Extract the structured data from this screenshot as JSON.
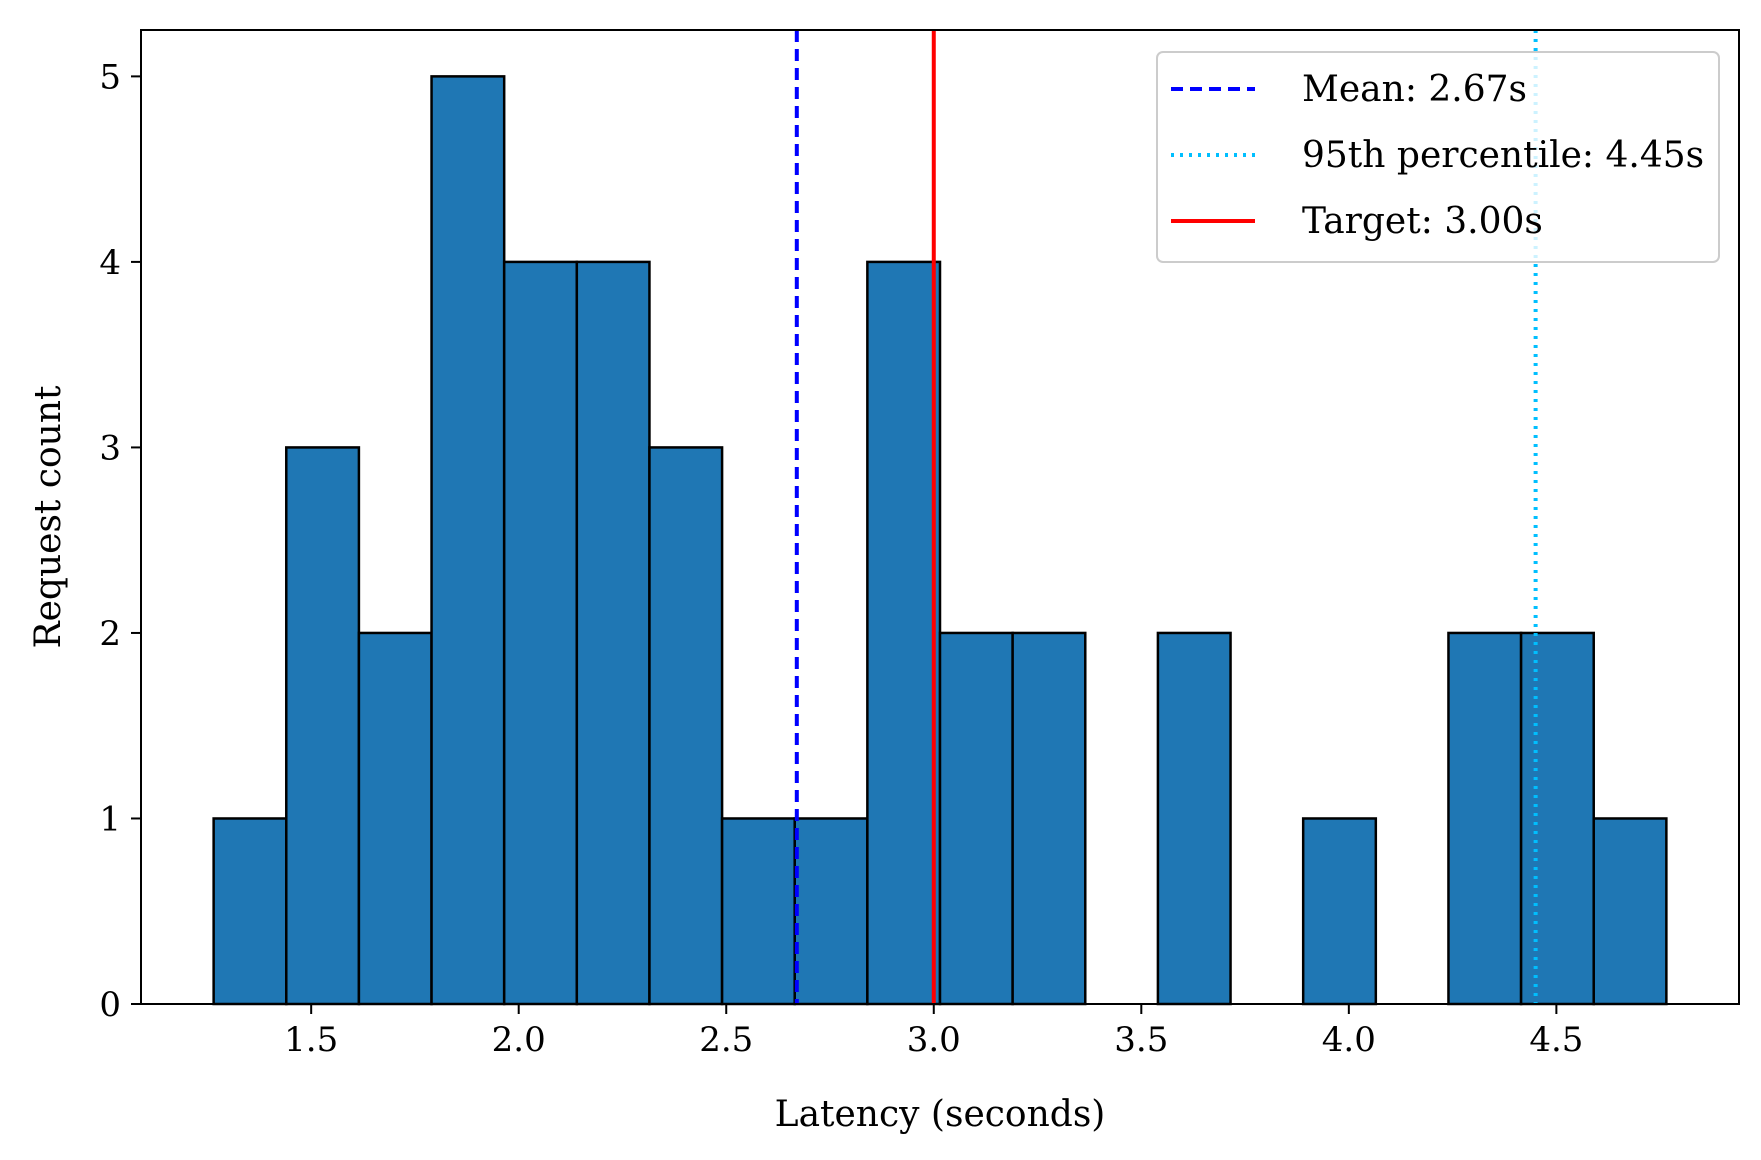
{
  "chart_data": {
    "type": "bar",
    "subtype": "histogram",
    "title": "",
    "xlabel": "Latency (seconds)",
    "ylabel": "Request count",
    "xlim": [
      1.09,
      4.94
    ],
    "ylim": [
      0,
      5.25
    ],
    "xticks": [
      1.5,
      2.0,
      2.5,
      3.0,
      3.5,
      4.0,
      4.5
    ],
    "xtick_labels": [
      "1.5",
      "2.0",
      "2.5",
      "3.0",
      "3.5",
      "4.0",
      "4.5"
    ],
    "yticks": [
      0,
      1,
      2,
      3,
      4,
      5
    ],
    "ytick_labels": [
      "0",
      "1",
      "2",
      "3",
      "4",
      "5"
    ],
    "bin_edges": [
      1.265,
      1.44,
      1.615,
      1.79,
      1.965,
      2.14,
      2.315,
      2.49,
      2.665,
      2.84,
      3.015,
      3.19,
      3.365,
      3.54,
      3.715,
      3.89,
      4.065,
      4.24,
      4.415,
      4.59,
      4.765
    ],
    "counts": [
      1,
      3,
      2,
      5,
      4,
      4,
      3,
      1,
      1,
      4,
      2,
      2,
      0,
      2,
      0,
      1,
      0,
      2,
      2,
      1
    ],
    "bar_color": "#1f77b4",
    "edge_color": "#000000",
    "grid": false,
    "legend_position": "upper right",
    "reference_lines": [
      {
        "label": "Mean: 2.67s",
        "x": 2.67,
        "color": "#0000ff",
        "style": "dashed"
      },
      {
        "label": "95th percentile: 4.45s",
        "x": 4.45,
        "color": "#00bfff",
        "style": "dotted"
      },
      {
        "label": "Target: 3.00s",
        "x": 3.0,
        "color": "#ff0000",
        "style": "solid"
      }
    ]
  }
}
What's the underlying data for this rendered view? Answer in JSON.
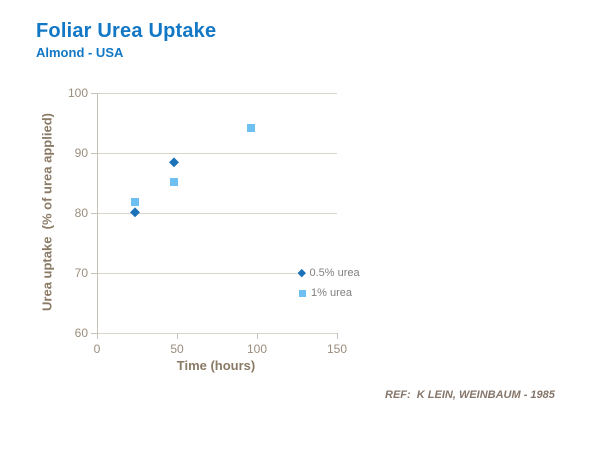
{
  "header": {
    "title": "Foliar Urea Uptake",
    "subtitle": "Almond - USA"
  },
  "footer": {
    "reference": "REF:  K LEIN, WEINBAUM - 1985"
  },
  "colors": {
    "title_blue": "#1277c5",
    "axis_tick_text": "#9a8d7d",
    "axis_title_text": "#8a7a66",
    "legend_text": "#7f7f7f",
    "reference_text": "#86766a",
    "gridline": "#d8d5cb",
    "axis_line": "#c6c1b5",
    "series_half_percent_blue": "#1c72b9",
    "series_one_percent_blue": "#6ebff2"
  },
  "chart_data": {
    "type": "scatter",
    "title": "Foliar Urea Uptake",
    "subtitle": "Almond - USA",
    "xlabel": "Time (hours)",
    "ylabel": "Urea uptake  (% of urea applied)",
    "xlim": [
      0,
      150
    ],
    "ylim": [
      60,
      100
    ],
    "x_ticks": [
      0,
      50,
      100,
      150
    ],
    "y_ticks": [
      100,
      90,
      80,
      70,
      60
    ],
    "grid": "horizontal-only",
    "legend_position": "inside-right",
    "series": [
      {
        "name": "0.5% urea",
        "marker": "diamond",
        "color": "#1c72b9",
        "points": [
          {
            "x": 24,
            "y": 80.2
          },
          {
            "x": 48,
            "y": 88.5
          }
        ]
      },
      {
        "name": "1% urea",
        "marker": "square",
        "color": "#6ebff2",
        "points": [
          {
            "x": 24,
            "y": 81.9
          },
          {
            "x": 48,
            "y": 85.1
          },
          {
            "x": 96,
            "y": 94.1
          }
        ]
      }
    ]
  }
}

* * * * *

Aim:
Within the listing above, work out how many lines contain the string "subtitle", and reply with that number only.

Answer for this exercise:
2